▶ _Directions_: Pick out every line of the entries below where "العرب" occurs, and copy those lines.

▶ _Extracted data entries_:
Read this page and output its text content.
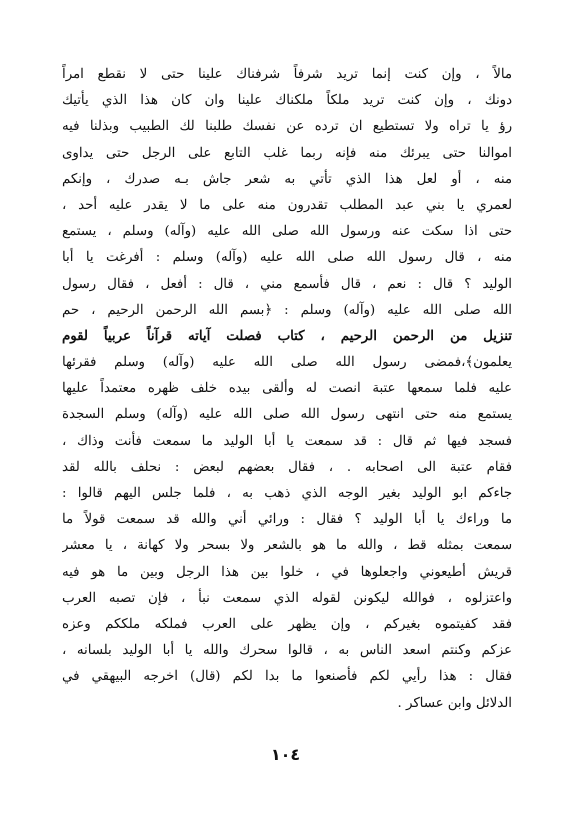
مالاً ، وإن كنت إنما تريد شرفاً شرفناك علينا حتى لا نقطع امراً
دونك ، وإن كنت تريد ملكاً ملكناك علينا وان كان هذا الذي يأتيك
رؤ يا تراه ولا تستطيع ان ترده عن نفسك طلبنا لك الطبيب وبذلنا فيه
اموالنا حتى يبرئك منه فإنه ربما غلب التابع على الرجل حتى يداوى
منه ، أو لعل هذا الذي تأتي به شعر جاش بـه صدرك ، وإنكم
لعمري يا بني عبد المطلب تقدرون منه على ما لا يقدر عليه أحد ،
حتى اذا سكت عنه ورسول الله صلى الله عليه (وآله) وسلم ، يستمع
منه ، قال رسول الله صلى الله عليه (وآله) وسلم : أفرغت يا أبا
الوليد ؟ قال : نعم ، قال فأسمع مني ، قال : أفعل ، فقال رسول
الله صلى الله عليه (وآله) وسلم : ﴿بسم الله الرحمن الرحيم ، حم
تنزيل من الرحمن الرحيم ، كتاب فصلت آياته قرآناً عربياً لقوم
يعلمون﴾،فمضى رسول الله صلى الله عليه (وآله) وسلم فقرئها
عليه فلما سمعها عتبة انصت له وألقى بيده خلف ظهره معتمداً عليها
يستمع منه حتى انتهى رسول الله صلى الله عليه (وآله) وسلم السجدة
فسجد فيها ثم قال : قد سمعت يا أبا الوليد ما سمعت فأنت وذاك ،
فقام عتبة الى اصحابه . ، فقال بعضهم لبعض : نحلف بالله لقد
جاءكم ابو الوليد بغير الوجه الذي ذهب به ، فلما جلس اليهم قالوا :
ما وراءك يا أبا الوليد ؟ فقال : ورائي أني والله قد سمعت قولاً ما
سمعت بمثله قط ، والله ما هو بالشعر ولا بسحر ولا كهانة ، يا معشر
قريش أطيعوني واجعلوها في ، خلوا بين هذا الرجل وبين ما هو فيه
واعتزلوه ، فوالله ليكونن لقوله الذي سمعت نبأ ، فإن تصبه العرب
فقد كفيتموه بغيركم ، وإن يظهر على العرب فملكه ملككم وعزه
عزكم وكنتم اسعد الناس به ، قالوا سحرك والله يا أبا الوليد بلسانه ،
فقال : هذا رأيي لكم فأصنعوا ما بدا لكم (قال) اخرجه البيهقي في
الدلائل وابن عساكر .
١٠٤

▶ _In response_:
واعتزلوه ، فوالله ليكونن لقوله الذي سمعت نبأ ، فإن تصبه العرب
فقد كفيتموه بغيركم ، وإن يظهر على العرب فملكه ملككم وعزه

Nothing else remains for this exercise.